Task :: Retype the whole listing, please, keeping every line exact and dropping the pictures.
═══
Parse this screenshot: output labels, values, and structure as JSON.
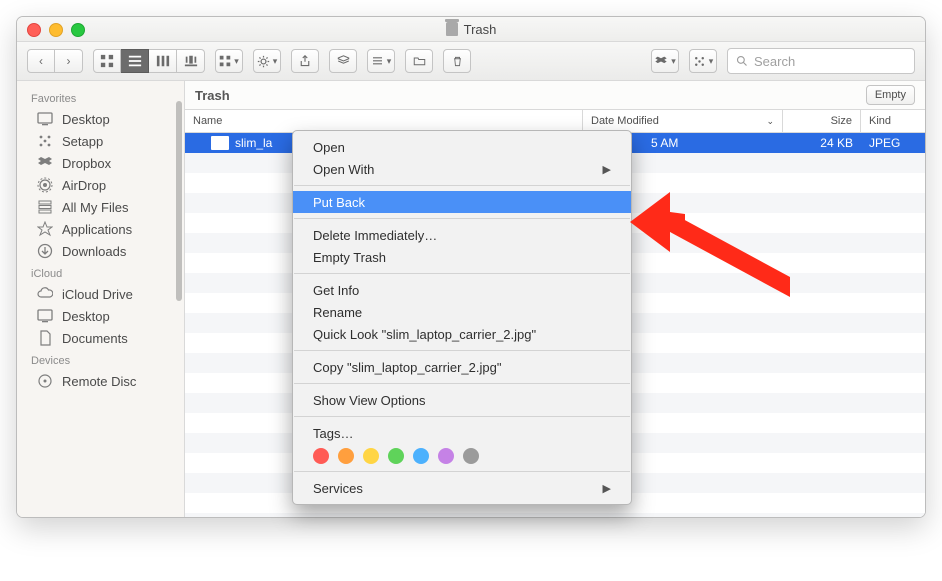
{
  "window": {
    "title": "Trash"
  },
  "toolbar": {
    "search_placeholder": "Search"
  },
  "sidebar": {
    "sections": [
      {
        "header": "Favorites",
        "items": [
          {
            "icon": "desktop-icon",
            "label": "Desktop"
          },
          {
            "icon": "setapp-icon",
            "label": "Setapp"
          },
          {
            "icon": "dropbox-icon",
            "label": "Dropbox"
          },
          {
            "icon": "airdrop-icon",
            "label": "AirDrop"
          },
          {
            "icon": "allmyfiles-icon",
            "label": "All My Files"
          },
          {
            "icon": "applications-icon",
            "label": "Applications"
          },
          {
            "icon": "downloads-icon",
            "label": "Downloads"
          }
        ]
      },
      {
        "header": "iCloud",
        "items": [
          {
            "icon": "icloud-icon",
            "label": "iCloud Drive"
          },
          {
            "icon": "desktop-icon",
            "label": "Desktop"
          },
          {
            "icon": "documents-icon",
            "label": "Documents"
          }
        ]
      },
      {
        "header": "Devices",
        "items": [
          {
            "icon": "remote-disc-icon",
            "label": "Remote Disc"
          }
        ]
      }
    ]
  },
  "location": {
    "title": "Trash",
    "empty_label": "Empty"
  },
  "columns": {
    "name": "Name",
    "date": "Date Modified",
    "size": "Size",
    "kind": "Kind"
  },
  "files": [
    {
      "name": "slim_la",
      "date_suffix": "5 AM",
      "size": "24 KB",
      "kind": "JPEG"
    }
  ],
  "context_menu": {
    "open": "Open",
    "open_with": "Open With",
    "put_back": "Put Back",
    "delete_immediately": "Delete Immediately…",
    "empty_trash": "Empty Trash",
    "get_info": "Get Info",
    "rename": "Rename",
    "quick_look": "Quick Look \"slim_laptop_carrier_2.jpg\"",
    "copy": "Copy \"slim_laptop_carrier_2.jpg\"",
    "show_view_options": "Show View Options",
    "tags": "Tags…",
    "services": "Services",
    "tag_colors": [
      "#ff5b55",
      "#ff9f3e",
      "#ffd544",
      "#5fd35a",
      "#4cb1fd",
      "#c582e6",
      "#9b9b9b"
    ]
  }
}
═══
Output ::
Parse this screenshot: output labels, values, and structure as JSON.
{
  "window": {
    "title": "Trash"
  },
  "toolbar": {
    "search_placeholder": "Search"
  },
  "sidebar": {
    "sections": [
      {
        "header": "Favorites",
        "items": [
          {
            "icon": "desktop-icon",
            "label": "Desktop"
          },
          {
            "icon": "setapp-icon",
            "label": "Setapp"
          },
          {
            "icon": "dropbox-icon",
            "label": "Dropbox"
          },
          {
            "icon": "airdrop-icon",
            "label": "AirDrop"
          },
          {
            "icon": "allmyfiles-icon",
            "label": "All My Files"
          },
          {
            "icon": "applications-icon",
            "label": "Applications"
          },
          {
            "icon": "downloads-icon",
            "label": "Downloads"
          }
        ]
      },
      {
        "header": "iCloud",
        "items": [
          {
            "icon": "icloud-icon",
            "label": "iCloud Drive"
          },
          {
            "icon": "desktop-icon",
            "label": "Desktop"
          },
          {
            "icon": "documents-icon",
            "label": "Documents"
          }
        ]
      },
      {
        "header": "Devices",
        "items": [
          {
            "icon": "remote-disc-icon",
            "label": "Remote Disc"
          }
        ]
      }
    ]
  },
  "location": {
    "title": "Trash",
    "empty_label": "Empty"
  },
  "columns": {
    "name": "Name",
    "date": "Date Modified",
    "size": "Size",
    "kind": "Kind"
  },
  "files": [
    {
      "name": "slim_la",
      "date_suffix": "5 AM",
      "size": "24 KB",
      "kind": "JPEG"
    }
  ],
  "context_menu": {
    "open": "Open",
    "open_with": "Open With",
    "put_back": "Put Back",
    "delete_immediately": "Delete Immediately…",
    "empty_trash": "Empty Trash",
    "get_info": "Get Info",
    "rename": "Rename",
    "quick_look": "Quick Look \"slim_laptop_carrier_2.jpg\"",
    "copy": "Copy \"slim_laptop_carrier_2.jpg\"",
    "show_view_options": "Show View Options",
    "tags": "Tags…",
    "services": "Services",
    "tag_colors": [
      "#ff5b55",
      "#ff9f3e",
      "#ffd544",
      "#5fd35a",
      "#4cb1fd",
      "#c582e6",
      "#9b9b9b"
    ]
  }
}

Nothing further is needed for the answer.